Stored dataset items
- - - -

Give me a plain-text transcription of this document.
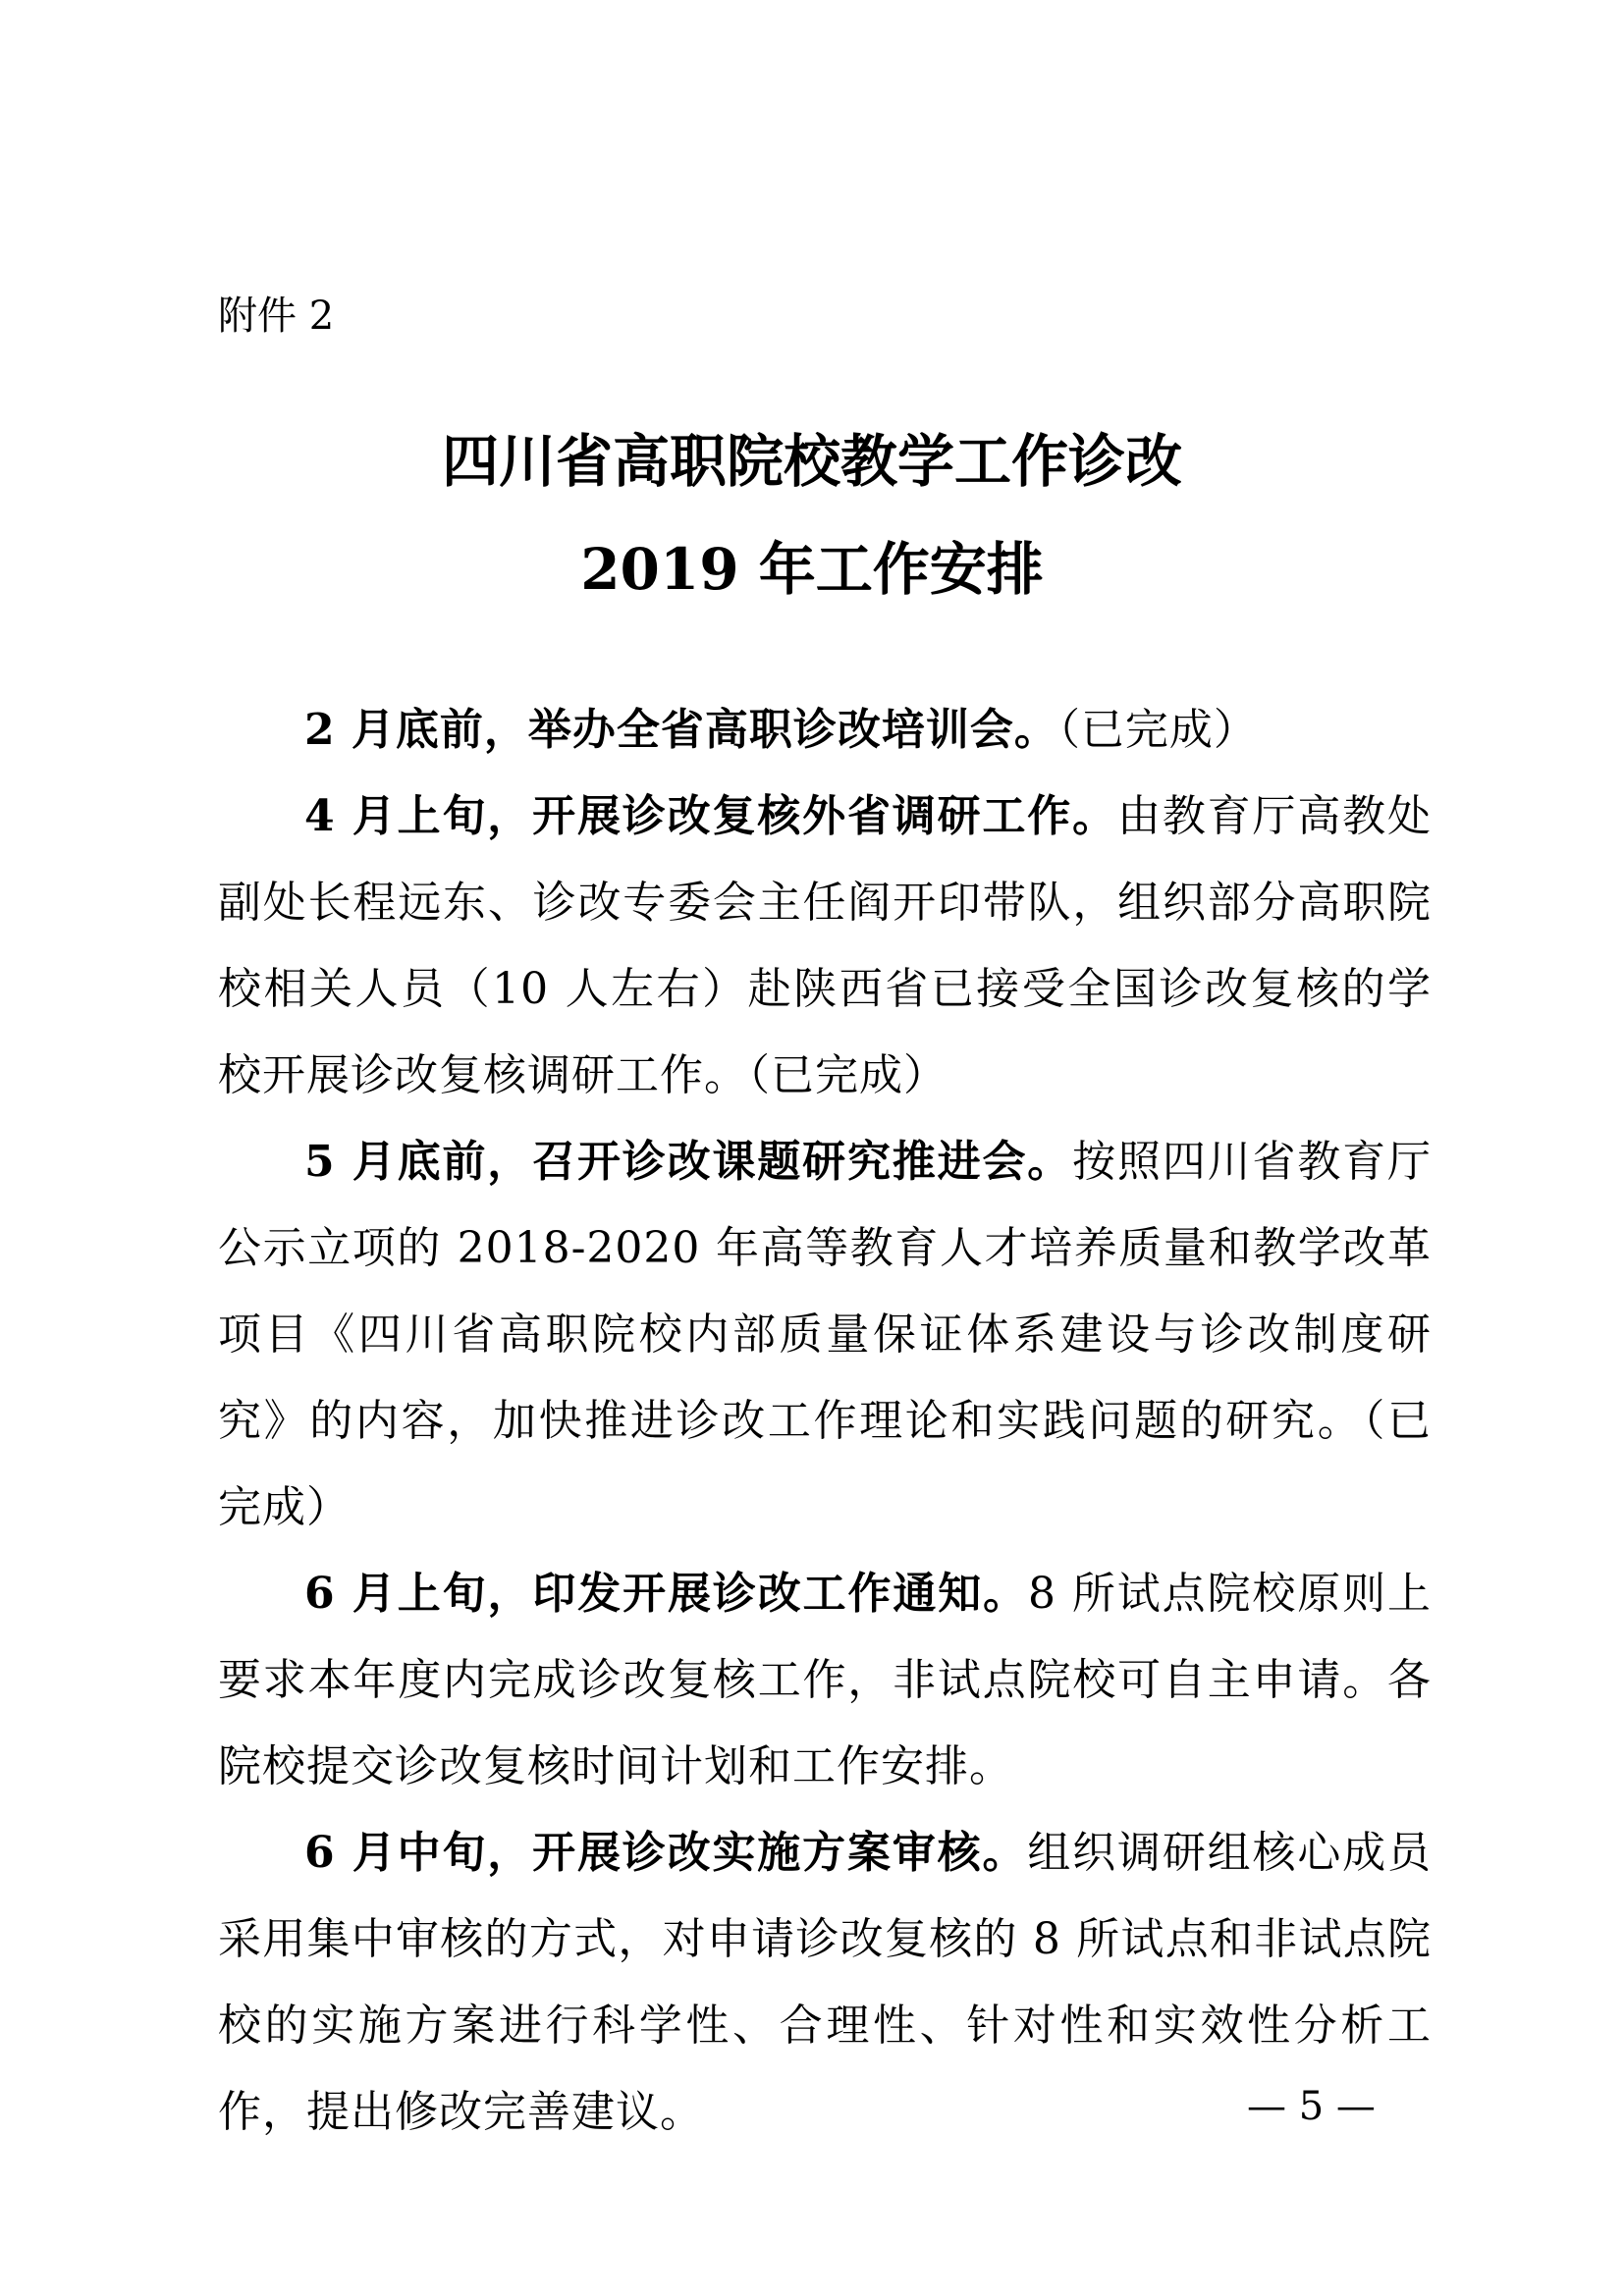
附件 2

四川省高职院校教学工作诊改
2019 年工作安排

2 月底前，举办全省高职诊改培训会。（已完成）

4 月上旬，开展诊改复核外省调研工作。由教育厅高教处副处长程远东、诊改专委会主任阎开印带队，组织部分高职院校相关人员（10 人左右）赴陕西省已接受全国诊改复核的学校开展诊改复核调研工作。（已完成）

5 月底前，召开诊改课题研究推进会。按照四川省教育厅公示立项的 2018-2020 年高等教育人才培养质量和教学改革项目《四川省高职院校内部质量保证体系建设与诊改制度研究》的内容，加快推进诊改工作理论和实践问题的研究。（已完成）

6 月上旬，印发开展诊改工作通知。8 所试点院校原则上要求本年度内完成诊改复核工作，非试点院校可自主申请。各院校提交诊改复核时间计划和工作安排。

6 月中旬，开展诊改实施方案审核。组织调研组核心成员采用集中审核的方式，对申请诊改复核的 8 所试点和非试点院校的实施方案进行科学性、合理性、针对性和实效性分析工作，提出修改完善建议。	— 5 —
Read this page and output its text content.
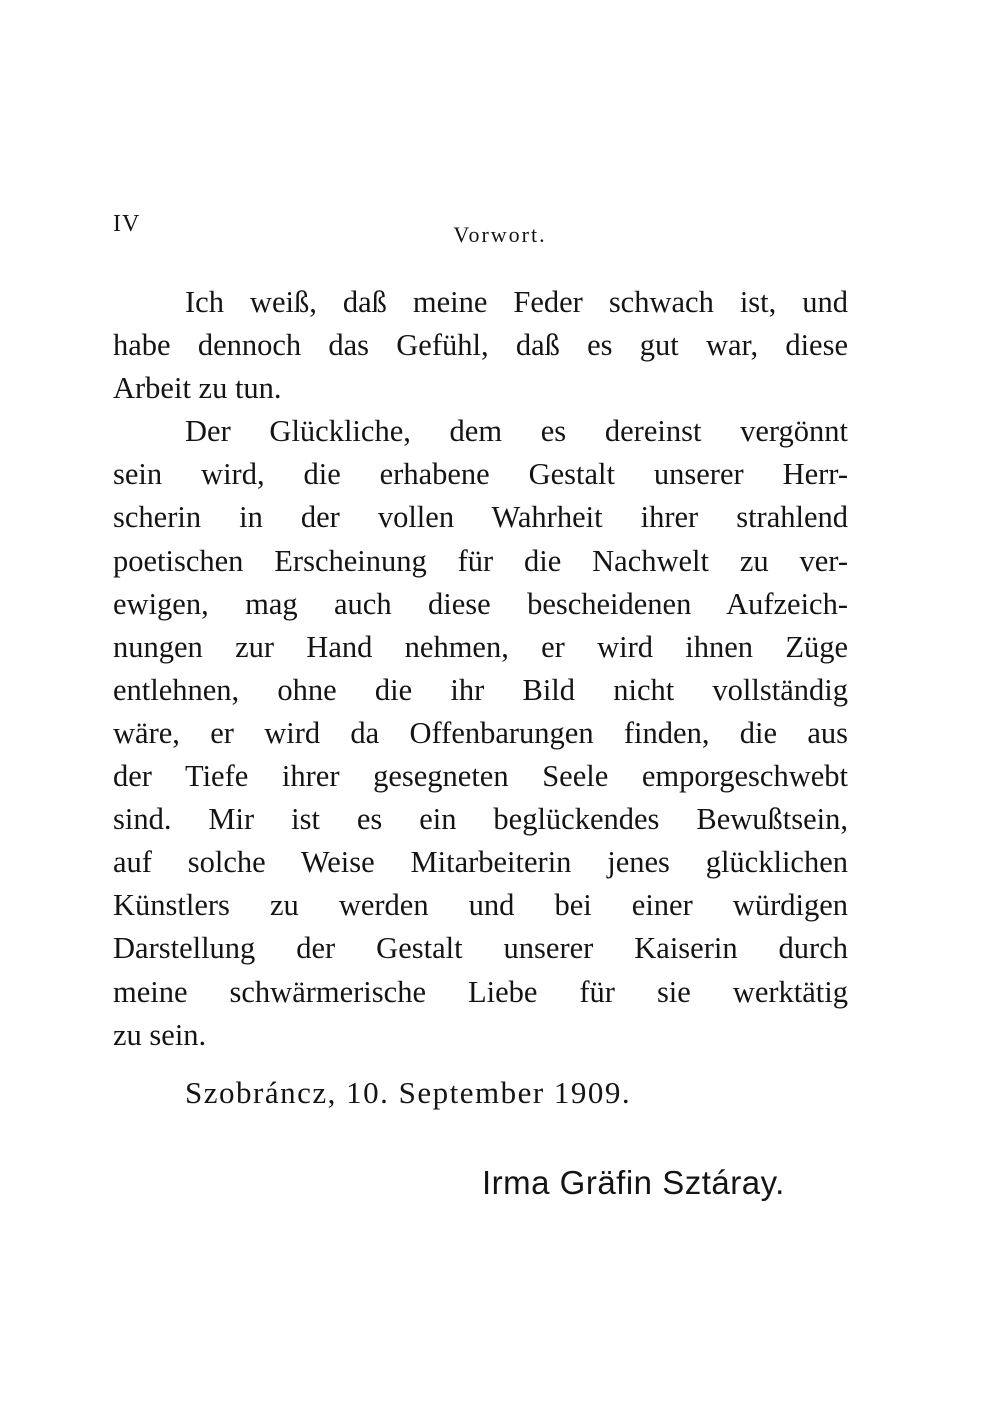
IV	Vorwort.

Ich weiß, daß meine Feder schwach ist, und
habe dennoch das Gefühl, daß es gut war, diese
Arbeit zu tun.

Der Glückliche, dem es dereinst vergönnt
sein wird, die erhabene Gestalt unserer Herr-
scherin in der vollen Wahrheit ihrer strahlend
poetischen Erscheinung für die Nachwelt zu ver-
ewigen, mag auch diese bescheidenen Aufzeich-
nungen zur Hand nehmen, er wird ihnen Züge
entlehnen, ohne die ihr Bild nicht vollständig
wäre, er wird da Offenbarungen finden, die aus
der Tiefe ihrer gesegneten Seele emporgeschwebt
sind. Mir ist es ein beglückendes Bewußtsein,
auf solche Weise Mitarbeiterin jenes glücklichen
Künstlers zu werden und bei einer würdigen
Darstellung der Gestalt unserer Kaiserin durch
meine schwärmerische Liebe für sie werktätig
zu sein.

Szobráncz, 10. September 1909.
Irma Gräfin Sztáray.
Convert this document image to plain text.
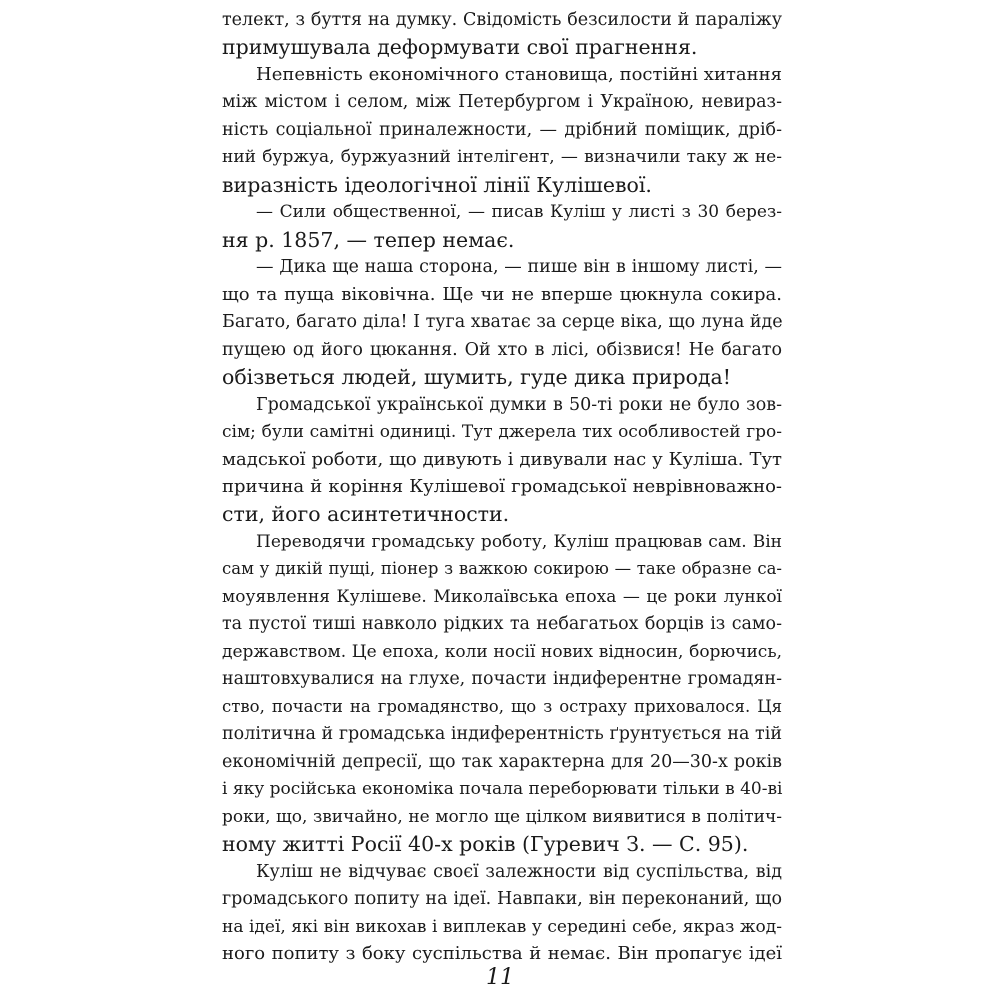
телект, з буття на думку. Свідомість безсилости й параліжу
примушувала деформувати свої прагнення.
Непевність економічного становища, постійні хитання
між містом і селом, між Петербургом і Україною, невираз-
ність соціальної приналежности, — дрібний поміщик, дріб-
ний буржуа, буржуазний інтелігент, — визначили таку ж не-
виразність ідеологічної лінії Кулішевої.
— Сили общественної, — писав Куліш у листі з 30 берез-
ня р. 1857, — тепер немає.
— Дика ще наша сторона, — пише він в іншому листі, —
що та пуща віковічна. Ще чи не вперше цюкнула сокира.
Багато, багато діла! І туга хватає за серце віка, що луна йде
пущею од його цюкання. Ой хто в лісі, обізвися! Не багато
обізветься людей, шумить, гуде дика природа!
Громадської української думки в 50-ті роки не було зов-
сім; були самітні одиниці. Тут джерела тих особливостей гро-
мадської роботи, що дивують і дивували нас у Куліша. Тут
причина й коріння Кулішевої громадської неврівноважно-
сти, його асинтетичности.
Переводячи громадську роботу, Куліш працював сам. Він
сам у дикій пущі, піонер з важкою сокирою — таке образне са-
моуявлення Кулішеве. Миколаївська епоха — це роки лункої
та пустої тиші навколо рідких та небагатьох борців із само-
державством. Це епоха, коли носії нових відносин, борючись,
наштовхувалися на глухе, почасти індиферентне громадян-
ство, почасти на громадянство, що з остраху приховалося. Ця
політична й громадська індиферентність ґрунтується на тій
економічній депресії, що так характерна для 20—30-х років
і яку російська економіка почала переборювати тільки в 40-ві
роки, що, звичайно, не могло ще цілком виявитися в політич-
ному житті Росії 40-х років (Гуревич З. — С. 95).
Куліш не відчуває своєї залежности від суспільства, від
громадського попиту на ідеї. Навпаки, він переконаний, що
на ідеї, які він викохав і виплекав у середині себе, якраз жод-
ного попиту з боку суспільства й немає. Він пропагує ідеї
11
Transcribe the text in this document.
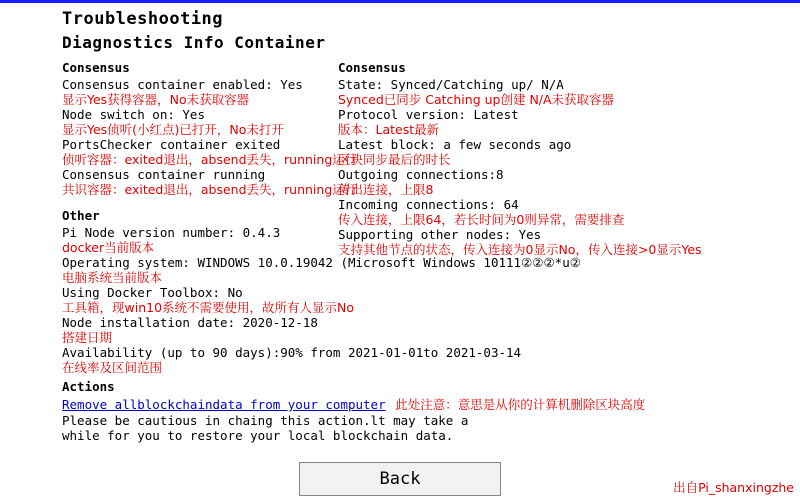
Troubleshooting
Diagnostics Info Container
Consensus
Consensus container enabled: Yes
显示Yes获得容器，No未获取容器
Node switch on: Yes
显示Yes侦听(小红点)已打开，No未打开
PortsChecker container exited
侦听容器：exited退出，absend丢失，running运行
Consensus container running
共识容器：exited退出，absend丢失，running运行
Other
Pi Node version number: 0.4.3
docker当前版本
Operating system: WINDOWS 10.0.19042 (Microsoft Windows 10111②②②*u②
电脑系统当前版本
Using Docker Toolbox: No
工具箱，现win10系统不需要使用，故所有人显示No
Node installation date: 2020-12-18
搭建日期
Availability (up to 90 days):90% from 2021-01-01to 2021-03-14
在线率及区间范围
Actions
Remove allblockchaindata from your computer 此处注意：意思是从你的计算机删除区块高度
Please be cautious in chaing this action.lt may take a
while for you to restore your local blockchain data.
Consensus
State: Synced/Catching up/ N/A
Synced已同步 Catching up创建 N/A未获取容器
Protocol version: Latest
版本：Latest最新
Latest block: a few seconds ago
区块同步最后的时长
Outgoing connections:8
传出连接，上限8
Incoming connections: 64
传入连接，上限64，若长时间为0则异常，需要排查
Supporting other nodes: Yes
支持其他节点的状态，传入连接为0显示No，传入连接>0显示Yes
Back	出自Pi_shanxingzhe
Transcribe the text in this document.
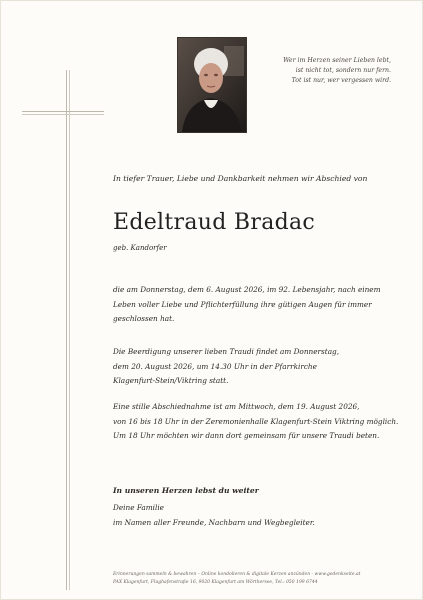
Wer im Herzen seiner Lieben lebt,
ist nicht tot, sondern nur fern.
Tot ist nur, wer vergessen wird.
In tiefer Trauer, Liebe und Dankbarkeit nehmen wir Abschied von
Edeltraud Bradac
geb. Kandorfer
die am Donnerstag, dem 6. August 2026, im 92. Lebensjahr, nach einem
Leben voller Liebe und Pflichterfüllung ihre gütigen Augen für immer
geschlossen hat.
Die Beerdigung unserer lieben Traudi findet am Donnerstag,
dem 20. August 2026, um 14.30 Uhr in der Pfarrkirche
Klagenfurt-Stein/Viktring statt.
Eine stille Abschiednahme ist am Mittwoch, dem 19. August 2026,
von 16 bis 18 Uhr in der Zeremonienhalle Klagenfurt-Stein Viktring möglich.
Um 18 Uhr möchten wir dann dort gemeinsam für unsere Traudi beten.
In unseren Herzen lebst du weiter
Deine Familie
im Namen aller Freunde, Nachbarn und Wegbegleiter.
Erinnerungen sammeln & bewahren – Online kondolieren & digitale Kerzen anzünden - www.gedenkseite.at
PAX Klagenfurt, Flughafenstraße 16, 9020 Klagenfurt am Wörthersee, Tel.: 050 199 6744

- - - -

__TASK GOAL__. Show every line that contains the word "document".

__TASK ANSWER__.
Give me a plain-text transcription of this document.
Convert this document image to plain text.
Transcribe the text in this document.
Transcribe the text in this document.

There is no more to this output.